- REQUIRED WORK -
Repeat the listing word for word. No pictures belong in the copy.

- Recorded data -

◆ ◆ ◆ ◆

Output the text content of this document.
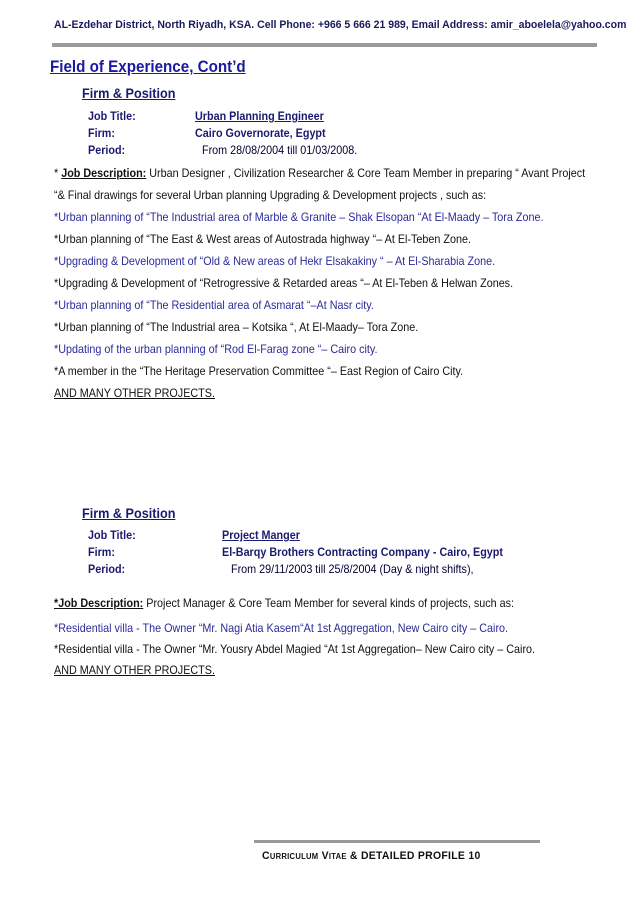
AL-Ezdehar District, North Riyadh, KSA. Cell Phone: +966 5 666 21 989, Email Address: amir_aboelela@yahoo.com
Field of Experience, Cont’d
Firm & Position
Job Title:	Urban Planning Engineer
Firm:	Cairo Governorate, Egypt
Period:	From 28/08/2004 till 01/03/2008.
* Job Description: Urban Designer , Civilization Researcher & Core Team Member in preparing “ Avant Project
“& Final drawings for several Urban planning Upgrading & Development projects , such as:
*Urban planning of “The Industrial area of Marble & Granite – Shak Elsopan “At El-Maady – Tora Zone.
*Urban planning of “The East & West areas of Autostrada highway “– At El-Teben Zone.
*Upgrading & Development of “Old & New areas of Hekr Elsakakiny “ – At El-Sharabia Zone.
*Upgrading & Development of “Retrogressive & Retarded areas “– At El-Teben & Helwan Zones.
*Urban planning of “The Residential area of Asmarat “–At Nasr city.
*Urban planning of “The Industrial area – Kotsika “, At El-Maady– Tora Zone.
*Updating of the urban planning of “Rod El-Farag zone “– Cairo city.
*A member in the “The Heritage Preservation Committee “– East Region of Cairo City.
AND MANY OTHER PROJECTS.
Firm & Position
Job Title:	Project Manger
Firm:	El-Barqy Brothers Contracting Company - Cairo, Egypt
Period:	From 29/11/2003 till 25/8/2004 (Day & night shifts),
*Job Description: Project Manager & Core Team Member for several kinds of projects, such as:
*Residential villa - The Owner “Mr. Nagi Atia Kasem“At 1st Aggregation, New Cairo city – Cairo.
*Residential villa - The Owner “Mr. Yousry Abdel Magied “At 1st Aggregation– New Cairo city – Cairo.
AND MANY OTHER PROJECTS.
Curriculum Vitae & DETAILED PROFILE 10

◆ ◆ ◆ ◆

- SOLVED EXERCISE -
Output the text content of this document.
AL-Ezdehar District, North Riyadh, KSA. Cell Phone: +966 5 666 21 989, Email Address: amir_aboelela@yahoo.com
Field of Experience, Cont’d
Firm & Position
Job Title:	Urban Planning Engineer
Firm:	Cairo Governorate, Egypt
Period:	From 28/08/2004 till 01/03/2008.
* Job Description: Urban Designer , Civilization Researcher & Core Team Member in preparing “ Avant Project
“& Final drawings for several Urban planning Upgrading & Development projects , such as:
*Urban planning of “The Industrial area of Marble & Granite – Shak Elsopan “At El-Maady – Tora Zone.
*Urban planning of “The East & West areas of Autostrada highway “– At El-Teben Zone.
*Upgrading & Development of “Old & New areas of Hekr Elsakakiny “ – At El-Sharabia Zone.
*Upgrading & Development of “Retrogressive & Retarded areas “– At El-Teben & Helwan Zones.
*Urban planning of “The Residential area of Asmarat “–At Nasr city.
*Urban planning of “The Industrial area – Kotsika “, At El-Maady– Tora Zone.
*Updating of the urban planning of “Rod El-Farag zone “– Cairo city.
*A member in the “The Heritage Preservation Committee “– East Region of Cairo City.
AND MANY OTHER PROJECTS.
Firm & Position
Job Title:	Project Manger
Firm:	El-Barqy Brothers Contracting Company - Cairo, Egypt
Period:	From 29/11/2003 till 25/8/2004 (Day & night shifts),
*Job Description: Project Manager & Core Team Member for several kinds of projects, such as:
*Residential villa - The Owner “Mr. Nagi Atia Kasem“At 1st Aggregation, New Cairo city – Cairo.
*Residential villa - The Owner “Mr. Yousry Abdel Magied “At 1st Aggregation– New Cairo city – Cairo.
AND MANY OTHER PROJECTS.
Curriculum Vitae & DETAILED PROFILE 10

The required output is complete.